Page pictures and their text
▶

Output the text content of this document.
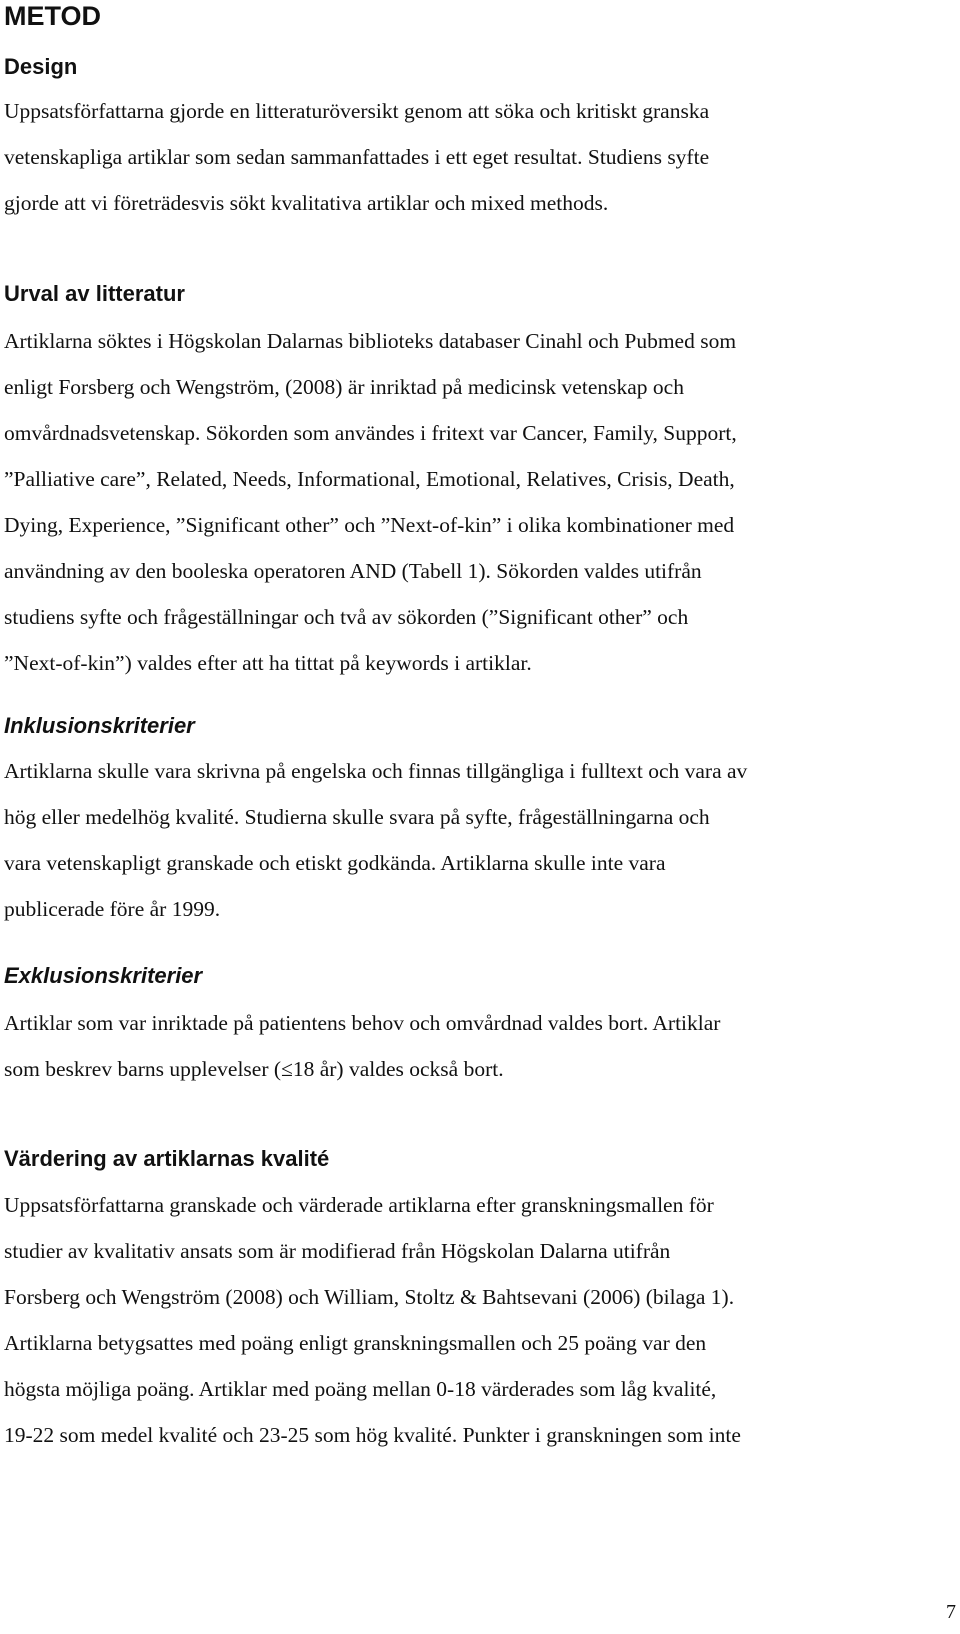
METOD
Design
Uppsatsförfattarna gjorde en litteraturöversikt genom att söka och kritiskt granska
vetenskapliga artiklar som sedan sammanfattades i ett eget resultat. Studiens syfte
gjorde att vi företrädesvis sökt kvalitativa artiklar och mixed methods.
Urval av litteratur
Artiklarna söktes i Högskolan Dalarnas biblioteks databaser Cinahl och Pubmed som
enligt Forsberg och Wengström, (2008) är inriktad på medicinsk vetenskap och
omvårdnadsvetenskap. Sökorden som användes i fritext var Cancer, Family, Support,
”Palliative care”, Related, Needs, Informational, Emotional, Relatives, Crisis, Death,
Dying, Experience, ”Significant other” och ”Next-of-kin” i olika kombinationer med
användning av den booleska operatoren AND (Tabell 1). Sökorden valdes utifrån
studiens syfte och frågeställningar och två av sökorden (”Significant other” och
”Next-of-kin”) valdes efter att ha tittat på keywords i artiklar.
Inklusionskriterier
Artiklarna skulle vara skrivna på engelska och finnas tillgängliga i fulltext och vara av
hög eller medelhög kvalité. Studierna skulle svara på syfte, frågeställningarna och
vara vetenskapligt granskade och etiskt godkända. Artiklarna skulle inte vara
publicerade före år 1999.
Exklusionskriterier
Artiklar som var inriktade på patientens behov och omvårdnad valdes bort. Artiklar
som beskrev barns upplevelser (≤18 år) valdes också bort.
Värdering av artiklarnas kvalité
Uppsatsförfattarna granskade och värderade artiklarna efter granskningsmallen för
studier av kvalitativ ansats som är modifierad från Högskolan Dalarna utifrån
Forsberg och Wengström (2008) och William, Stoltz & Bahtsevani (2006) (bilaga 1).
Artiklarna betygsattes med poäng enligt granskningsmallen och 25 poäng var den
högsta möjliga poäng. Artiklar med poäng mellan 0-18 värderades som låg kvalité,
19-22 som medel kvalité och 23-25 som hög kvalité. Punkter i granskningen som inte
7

◀

Exactly how many lines of the records include "skulle"? Provide the number by itself.

OUTPUT OF THE EXERCISE:
3